Challenge:
Retype each entry below, keeping every character the same.

Excerpts from a figure dataset:
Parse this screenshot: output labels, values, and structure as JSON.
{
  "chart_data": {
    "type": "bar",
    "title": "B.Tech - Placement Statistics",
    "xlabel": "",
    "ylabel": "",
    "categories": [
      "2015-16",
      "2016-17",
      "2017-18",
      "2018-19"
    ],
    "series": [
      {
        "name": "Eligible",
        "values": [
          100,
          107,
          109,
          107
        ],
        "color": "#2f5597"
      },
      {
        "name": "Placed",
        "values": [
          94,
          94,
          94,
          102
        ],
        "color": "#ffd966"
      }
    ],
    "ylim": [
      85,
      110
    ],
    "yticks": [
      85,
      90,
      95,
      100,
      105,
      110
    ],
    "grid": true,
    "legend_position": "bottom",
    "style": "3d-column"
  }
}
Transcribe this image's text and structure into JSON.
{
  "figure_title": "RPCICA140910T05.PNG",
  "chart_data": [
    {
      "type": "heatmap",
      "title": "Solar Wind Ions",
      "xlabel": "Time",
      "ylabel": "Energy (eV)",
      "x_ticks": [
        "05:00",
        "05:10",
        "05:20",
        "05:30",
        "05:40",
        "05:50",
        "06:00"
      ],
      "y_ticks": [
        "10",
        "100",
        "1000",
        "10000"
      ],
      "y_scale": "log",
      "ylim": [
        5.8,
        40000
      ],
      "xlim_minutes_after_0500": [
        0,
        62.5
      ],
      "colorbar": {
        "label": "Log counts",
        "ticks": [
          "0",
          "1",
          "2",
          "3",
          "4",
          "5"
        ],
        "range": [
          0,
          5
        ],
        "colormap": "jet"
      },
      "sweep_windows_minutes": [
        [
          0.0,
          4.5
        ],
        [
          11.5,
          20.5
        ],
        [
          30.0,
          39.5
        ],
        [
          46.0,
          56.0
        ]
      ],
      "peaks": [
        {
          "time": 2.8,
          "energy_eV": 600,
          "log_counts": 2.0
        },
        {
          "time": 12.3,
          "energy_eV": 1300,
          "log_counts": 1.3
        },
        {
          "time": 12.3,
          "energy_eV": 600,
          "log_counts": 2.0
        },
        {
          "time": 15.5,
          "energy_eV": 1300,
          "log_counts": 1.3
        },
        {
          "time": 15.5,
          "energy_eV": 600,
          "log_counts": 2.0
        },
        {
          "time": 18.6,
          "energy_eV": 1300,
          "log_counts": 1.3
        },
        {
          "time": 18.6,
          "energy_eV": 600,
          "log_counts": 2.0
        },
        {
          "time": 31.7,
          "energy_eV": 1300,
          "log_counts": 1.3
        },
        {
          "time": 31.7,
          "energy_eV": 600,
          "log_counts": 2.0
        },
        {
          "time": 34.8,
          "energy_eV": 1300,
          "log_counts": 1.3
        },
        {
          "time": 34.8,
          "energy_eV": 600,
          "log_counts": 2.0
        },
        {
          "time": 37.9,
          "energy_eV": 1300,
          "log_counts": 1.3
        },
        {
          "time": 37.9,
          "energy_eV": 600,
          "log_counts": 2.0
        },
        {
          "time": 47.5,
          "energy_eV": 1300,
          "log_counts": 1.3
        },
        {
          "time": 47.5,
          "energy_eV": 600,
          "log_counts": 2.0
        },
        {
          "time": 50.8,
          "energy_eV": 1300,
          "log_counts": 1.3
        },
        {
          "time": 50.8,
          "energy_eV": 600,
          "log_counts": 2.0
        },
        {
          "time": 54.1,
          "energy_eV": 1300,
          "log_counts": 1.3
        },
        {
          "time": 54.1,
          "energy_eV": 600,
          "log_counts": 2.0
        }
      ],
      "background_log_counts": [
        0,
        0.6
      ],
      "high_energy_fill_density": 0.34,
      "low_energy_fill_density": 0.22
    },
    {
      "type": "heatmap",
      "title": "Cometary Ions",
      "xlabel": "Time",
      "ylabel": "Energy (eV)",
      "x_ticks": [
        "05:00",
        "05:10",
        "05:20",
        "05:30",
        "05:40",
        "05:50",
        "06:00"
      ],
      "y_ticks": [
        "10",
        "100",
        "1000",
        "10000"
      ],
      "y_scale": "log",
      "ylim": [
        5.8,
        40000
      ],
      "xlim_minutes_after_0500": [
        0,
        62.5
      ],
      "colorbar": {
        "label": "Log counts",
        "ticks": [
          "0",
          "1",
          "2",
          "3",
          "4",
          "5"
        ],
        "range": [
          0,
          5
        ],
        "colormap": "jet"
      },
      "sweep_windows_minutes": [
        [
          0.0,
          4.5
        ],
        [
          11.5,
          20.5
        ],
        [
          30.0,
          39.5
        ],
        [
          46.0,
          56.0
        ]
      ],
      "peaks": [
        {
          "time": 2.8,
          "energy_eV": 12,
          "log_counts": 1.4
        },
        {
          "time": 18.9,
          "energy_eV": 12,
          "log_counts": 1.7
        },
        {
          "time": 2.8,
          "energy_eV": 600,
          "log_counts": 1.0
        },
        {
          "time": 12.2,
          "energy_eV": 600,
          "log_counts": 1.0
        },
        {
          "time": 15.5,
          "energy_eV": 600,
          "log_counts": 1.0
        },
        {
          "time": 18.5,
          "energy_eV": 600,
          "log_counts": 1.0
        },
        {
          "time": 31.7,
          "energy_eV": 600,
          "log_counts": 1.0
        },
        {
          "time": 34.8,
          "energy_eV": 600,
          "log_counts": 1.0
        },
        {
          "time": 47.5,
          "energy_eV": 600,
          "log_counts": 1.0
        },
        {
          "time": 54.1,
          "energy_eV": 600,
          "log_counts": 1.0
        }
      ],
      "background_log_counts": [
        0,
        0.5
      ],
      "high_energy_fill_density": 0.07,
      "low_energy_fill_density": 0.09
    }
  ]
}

Result:
Parse this screenshot: output labels, values, and structure as JSON.
{
  "chart_data": {
    "type": "bar",
    "title": "B.Tech - Placement Statistics",
    "xlabel": "",
    "ylabel": "",
    "categories": [
      "2015-16",
      "2016-17",
      "2017-18",
      "2018-19"
    ],
    "series": [
      {
        "name": "Eligible",
        "values": [
          100,
          107,
          109,
          107
        ],
        "color": "#2f5597"
      },
      {
        "name": "Placed",
        "values": [
          94,
          94,
          94,
          102
        ],
        "color": "#ffd966"
      }
    ],
    "ylim": [
      85,
      110
    ],
    "yticks": [
      85,
      90,
      95,
      100,
      105,
      110
    ],
    "grid": true,
    "legend_position": "bottom",
    "style": "3d-column"
  }
}
Transcribe this image's text and structure into JSON.
{
  "figure_title": "RPCICA140910T05.PNG",
  "chart_data": [
    {
      "type": "heatmap",
      "title": "Solar Wind Ions",
      "xlabel": "Time",
      "ylabel": "Energy (eV)",
      "x_ticks": [
        "05:00",
        "05:10",
        "05:20",
        "05:30",
        "05:40",
        "05:50",
        "06:00"
      ],
      "y_ticks": [
        "10",
        "100",
        "1000",
        "10000"
      ],
      "y_scale": "log",
      "ylim": [
        5.8,
        40000
      ],
      "xlim_minutes_after_0500": [
        0,
        62.5
      ],
      "colorbar": {
        "label": "Log counts",
        "ticks": [
          "0",
          "1",
          "2",
          "3",
          "4",
          "5"
        ],
        "range": [
          0,
          5
        ],
        "colormap": "jet"
      },
      "sweep_windows_minutes": [
        [
          0.0,
          4.5
        ],
        [
          11.5,
          20.5
        ],
        [
          30.0,
          39.5
        ],
        [
          46.0,
          56.0
        ]
      ],
      "peaks": [
        {
          "time": 2.8,
          "energy_eV": 600,
          "log_counts": 2.0
        },
        {
          "time": 12.3,
          "energy_eV": 1300,
          "log_counts": 1.3
        },
        {
          "time": 12.3,
          "energy_eV": 600,
          "log_counts": 2.0
        },
        {
          "time": 15.5,
          "energy_eV": 1300,
          "log_counts": 1.3
        },
        {
          "time": 15.5,
          "energy_eV": 600,
          "log_counts": 2.0
        },
        {
          "time": 18.6,
          "energy_eV": 1300,
          "log_counts": 1.3
        },
        {
          "time": 18.6,
          "energy_eV": 600,
          "log_counts": 2.0
        },
        {
          "time": 31.7,
          "energy_eV": 1300,
          "log_counts": 1.3
        },
        {
          "time": 31.7,
          "energy_eV": 600,
          "log_counts": 2.0
        },
        {
          "time": 34.8,
          "energy_eV": 1300,
          "log_counts": 1.3
        },
        {
          "time": 34.8,
          "energy_eV": 600,
          "log_counts": 2.0
        },
        {
          "time": 37.9,
          "energy_eV": 1300,
          "log_counts": 1.3
        },
        {
          "time": 37.9,
          "energy_eV": 600,
          "log_counts": 2.0
        },
        {
          "time": 47.5,
          "energy_eV": 1300,
          "log_counts": 1.3
        },
        {
          "time": 47.5,
          "energy_eV": 600,
          "log_counts": 2.0
        },
        {
          "time": 50.8,
          "energy_eV": 1300,
          "log_counts": 1.3
        },
        {
          "time": 50.8,
          "energy_eV": 600,
          "log_counts": 2.0
        },
        {
          "time": 54.1,
          "energy_eV": 1300,
          "log_counts": 1.3
        },
        {
          "time": 54.1,
          "energy_eV": 600,
          "log_counts": 2.0
        }
      ],
      "background_log_counts": [
        0,
        0.6
      ],
      "high_energy_fill_density": 0.34,
      "low_energy_fill_density": 0.22
    },
    {
      "type": "heatmap",
      "title": "Cometary Ions",
      "xlabel": "Time",
      "ylabel": "Energy (eV)",
      "x_ticks": [
        "05:00",
        "05:10",
        "05:20",
        "05:30",
        "05:40",
        "05:50",
        "06:00"
      ],
      "y_ticks": [
        "10",
        "100",
        "1000",
        "10000"
      ],
      "y_scale": "log",
      "ylim": [
        5.8,
        40000
      ],
      "xlim_minutes_after_0500": [
        0,
        62.5
      ],
      "colorbar": {
        "label": "Log counts",
        "ticks": [
          "0",
          "1",
          "2",
          "3",
          "4",
          "5"
        ],
        "range": [
          0,
          5
        ],
        "colormap": "jet"
      },
      "sweep_windows_minutes": [
        [
          0.0,
          4.5
        ],
        [
          11.5,
          20.5
        ],
        [
          30.0,
          39.5
        ],
        [
          46.0,
          56.0
        ]
      ],
      "peaks": [
        {
          "time": 2.8,
          "energy_eV": 12,
          "log_counts": 1.4
        },
        {
          "time": 18.9,
          "energy_eV": 12,
          "log_counts": 1.7
        },
        {
          "time": 2.8,
          "energy_eV": 600,
          "log_counts": 1.0
        },
        {
          "time": 12.2,
          "energy_eV": 600,
          "log_counts": 1.0
        },
        {
          "time": 15.5,
          "energy_eV": 600,
          "log_counts": 1.0
        },
        {
          "time": 18.5,
          "energy_eV": 600,
          "log_counts": 1.0
        },
        {
          "time": 31.7,
          "energy_eV": 600,
          "log_counts": 1.0
        },
        {
          "time": 34.8,
          "energy_eV": 600,
          "log_counts": 1.0
        },
        {
          "time": 47.5,
          "energy_eV": 600,
          "log_counts": 1.0
        },
        {
          "time": 54.1,
          "energy_eV": 600,
          "log_counts": 1.0
        }
      ],
      "background_log_counts": [
        0,
        0.5
      ],
      "high_energy_fill_density": 0.07,
      "low_energy_fill_density": 0.09
    }
  ]
}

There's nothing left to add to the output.